╭─ Selected extract
Current Design Controls Detection

The activities conducted to verify design safety and performance are placed in the Current Design Controls Detection column. The tests and evaluations intended to prove the design is capable are aligned to the causes and failure modes identified with the highest risks.

Specific tests must be identified when risks are in the highest severity range (9-10) or the high criticality, non-safety combinations. Examples of Design Controls Detection are:

  • Design Reviews
  • Verification Test Methods
  • Bogey Test to 1 Life
  • Test to Failure
  • Degradation Testing

Detection Rankings

Detection Rankings are assigned to each test based on the type of test / evaluation technique with respect to the time it is performed. It is ideal to perform tests (on high risk items) as early in the design process as is possible.

Testing after tools are completed is called Product Validation (PV) and is used to supplement Design Verification (DV) tests. PV tests may be used to save test time and resources on low risk items.

 There is often more than one test/evaluation technique per Cause-Failure Mode combination. Listing all in one cell and applying a detection ranking for each is the best practice. The lowest of the detection rankings is then placed in the detection column.

Typical Detection Rankings can be found below:

  • 1: Failure prevented through Design Solution, Design Standard, Standard Materials, etc.
  • 2: Use of Computer Aided Engineering (CAE) highly correlated to real world user/stress profiles
  • 3: Test to Failure with measurement of output tracking degradation (performed before Design Freeze (DV))
  • 4: Test to Failure (DV)
  • 5: Bogey Test, test to pass to 1 life and suspend the test (DV)
  • 6: Test to Failure with measurement of output tracking degradation (performed after Design Freeze (PV))
  • 7: Test to Failure (PV)
  • 8: Bogey Test, test to pass to 1 life and suspend the test (PV)
  • 9: Use of CAE, but not yet correlated to real world stress profiles
  • 10: Cannot evaluate, no test available or current tests do not excite the cause / failure mode

Actions may be necessary to improve testing capability. The test improvement will address the weakness in the test strategy. The actions are placed in the Recommended Actions Column.

DFMEA Section 4

Risk Priority Number (RPN)

The Risk Priority Number (RPN) is the product of the three previously selected rankings, Severity * Occurrence * Detection. RPN thresholds must not be used to determine the need for action. RPN thresholds are not permitted mainly due to two factors:

  • Poor behavior by design engineers trying to get below the specified threshold
    • This behavior does not improve or address risk. There is no RPN value above which an action should be taken or below which a team is excused of one.
╰─
╭─ Data provided
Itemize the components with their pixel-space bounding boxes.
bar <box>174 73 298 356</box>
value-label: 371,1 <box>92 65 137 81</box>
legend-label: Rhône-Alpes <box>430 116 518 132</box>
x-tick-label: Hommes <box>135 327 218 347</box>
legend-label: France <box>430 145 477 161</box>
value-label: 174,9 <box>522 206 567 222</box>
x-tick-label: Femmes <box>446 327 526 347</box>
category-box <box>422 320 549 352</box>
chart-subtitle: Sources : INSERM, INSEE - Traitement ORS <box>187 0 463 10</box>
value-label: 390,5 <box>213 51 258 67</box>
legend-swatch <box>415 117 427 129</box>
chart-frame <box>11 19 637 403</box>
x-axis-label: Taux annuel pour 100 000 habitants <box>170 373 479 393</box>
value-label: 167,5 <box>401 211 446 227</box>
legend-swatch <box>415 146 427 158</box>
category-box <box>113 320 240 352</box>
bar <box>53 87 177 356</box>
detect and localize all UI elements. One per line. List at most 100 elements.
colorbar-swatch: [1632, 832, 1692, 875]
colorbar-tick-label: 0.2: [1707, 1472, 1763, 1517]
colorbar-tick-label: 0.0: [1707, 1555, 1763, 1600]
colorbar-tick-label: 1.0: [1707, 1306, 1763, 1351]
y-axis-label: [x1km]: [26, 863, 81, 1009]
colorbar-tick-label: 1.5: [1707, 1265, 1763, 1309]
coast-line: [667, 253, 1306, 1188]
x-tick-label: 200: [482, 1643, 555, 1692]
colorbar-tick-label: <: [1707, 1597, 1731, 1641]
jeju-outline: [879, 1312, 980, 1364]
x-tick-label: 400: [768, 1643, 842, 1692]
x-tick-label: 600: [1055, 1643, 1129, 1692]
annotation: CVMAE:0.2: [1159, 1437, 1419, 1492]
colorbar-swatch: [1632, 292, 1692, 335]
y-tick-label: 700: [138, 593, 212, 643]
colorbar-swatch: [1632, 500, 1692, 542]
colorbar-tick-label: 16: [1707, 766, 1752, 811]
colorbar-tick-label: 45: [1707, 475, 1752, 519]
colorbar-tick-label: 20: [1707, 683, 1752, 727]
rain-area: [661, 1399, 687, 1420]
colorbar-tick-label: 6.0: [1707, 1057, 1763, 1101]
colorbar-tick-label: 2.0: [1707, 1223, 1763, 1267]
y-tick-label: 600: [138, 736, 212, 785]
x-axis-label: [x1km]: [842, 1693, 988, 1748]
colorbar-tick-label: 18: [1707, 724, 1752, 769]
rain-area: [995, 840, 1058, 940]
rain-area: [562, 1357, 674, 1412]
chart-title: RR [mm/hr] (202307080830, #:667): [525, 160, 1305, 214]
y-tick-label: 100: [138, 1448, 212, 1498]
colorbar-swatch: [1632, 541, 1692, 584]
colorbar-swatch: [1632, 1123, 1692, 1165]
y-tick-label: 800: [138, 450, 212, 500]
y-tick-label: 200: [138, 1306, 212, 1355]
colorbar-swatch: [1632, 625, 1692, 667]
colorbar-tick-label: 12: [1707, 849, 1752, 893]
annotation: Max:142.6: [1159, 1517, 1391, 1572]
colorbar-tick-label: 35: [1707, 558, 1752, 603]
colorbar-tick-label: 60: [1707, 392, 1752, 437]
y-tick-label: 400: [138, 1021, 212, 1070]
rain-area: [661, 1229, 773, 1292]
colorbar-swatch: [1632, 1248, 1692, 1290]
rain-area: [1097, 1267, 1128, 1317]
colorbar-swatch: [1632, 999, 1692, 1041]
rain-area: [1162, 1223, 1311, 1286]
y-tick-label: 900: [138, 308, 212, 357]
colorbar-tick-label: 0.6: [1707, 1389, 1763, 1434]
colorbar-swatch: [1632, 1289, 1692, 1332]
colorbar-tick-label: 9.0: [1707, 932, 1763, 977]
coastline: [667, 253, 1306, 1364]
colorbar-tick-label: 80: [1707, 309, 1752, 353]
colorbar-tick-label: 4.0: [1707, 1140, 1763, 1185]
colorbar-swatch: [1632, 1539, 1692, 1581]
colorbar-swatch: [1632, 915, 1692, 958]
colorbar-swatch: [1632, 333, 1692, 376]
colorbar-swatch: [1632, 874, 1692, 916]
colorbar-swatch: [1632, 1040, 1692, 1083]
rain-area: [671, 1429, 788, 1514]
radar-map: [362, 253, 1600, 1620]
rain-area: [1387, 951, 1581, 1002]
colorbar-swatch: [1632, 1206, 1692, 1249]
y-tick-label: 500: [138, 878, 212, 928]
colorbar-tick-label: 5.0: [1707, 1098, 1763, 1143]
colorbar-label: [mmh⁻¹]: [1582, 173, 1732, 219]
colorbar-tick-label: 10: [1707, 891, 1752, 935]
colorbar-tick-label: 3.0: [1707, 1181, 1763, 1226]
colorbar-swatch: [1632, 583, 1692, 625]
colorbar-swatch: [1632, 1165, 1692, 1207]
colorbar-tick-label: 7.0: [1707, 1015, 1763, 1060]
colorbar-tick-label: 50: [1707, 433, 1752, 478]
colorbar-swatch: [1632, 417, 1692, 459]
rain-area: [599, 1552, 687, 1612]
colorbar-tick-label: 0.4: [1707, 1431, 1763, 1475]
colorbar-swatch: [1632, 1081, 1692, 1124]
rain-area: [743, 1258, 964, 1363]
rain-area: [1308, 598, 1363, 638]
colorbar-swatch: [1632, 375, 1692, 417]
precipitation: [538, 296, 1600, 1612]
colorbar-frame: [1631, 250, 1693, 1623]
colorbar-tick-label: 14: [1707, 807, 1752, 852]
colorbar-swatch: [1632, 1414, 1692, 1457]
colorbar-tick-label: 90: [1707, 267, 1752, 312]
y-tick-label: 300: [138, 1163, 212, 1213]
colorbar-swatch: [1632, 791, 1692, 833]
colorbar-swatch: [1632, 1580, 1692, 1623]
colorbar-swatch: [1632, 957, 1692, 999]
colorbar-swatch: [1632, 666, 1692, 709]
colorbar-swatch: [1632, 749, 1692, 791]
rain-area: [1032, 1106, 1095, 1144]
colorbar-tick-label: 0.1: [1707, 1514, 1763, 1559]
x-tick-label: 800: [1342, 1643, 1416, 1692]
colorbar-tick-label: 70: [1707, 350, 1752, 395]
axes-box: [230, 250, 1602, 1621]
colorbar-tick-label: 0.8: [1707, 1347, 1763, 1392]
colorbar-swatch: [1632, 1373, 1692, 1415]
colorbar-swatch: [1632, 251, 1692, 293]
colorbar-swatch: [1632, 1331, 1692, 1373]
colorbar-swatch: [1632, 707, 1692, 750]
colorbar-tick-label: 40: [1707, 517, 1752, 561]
╰─
Rewrite the part of the detection rankings passage that opens with the words "Detection Rankings are" and closes with "Standard Materials, etc.", putting "preferred practice" in place of "best practice". The rows are separate material and are not part of the detection rankings passage.

Response to the exercise =
Detection Rankings are assigned to each test based on the type of test / evaluation technique with respect to the time it is performed. It is ideal to perform tests (on high risk items) as early in the design process as is possible.

Testing after tools are completed is called Product Validation (PV) and is used to supplement Design Verification (DV) tests. PV tests may be used to save test time and resources on low risk items.

 There is often more than one test/evaluation technique per Cause-Failure Mode combination. Listing all in one cell and applying a detection ranking for each is the preferred practice. The lowest of the detection rankings is then placed in the detection column.

Typical Detection Rankings can be found below:

  • 1: Failure prevented through Design Solution, Design Standard, Standard Materials, etc.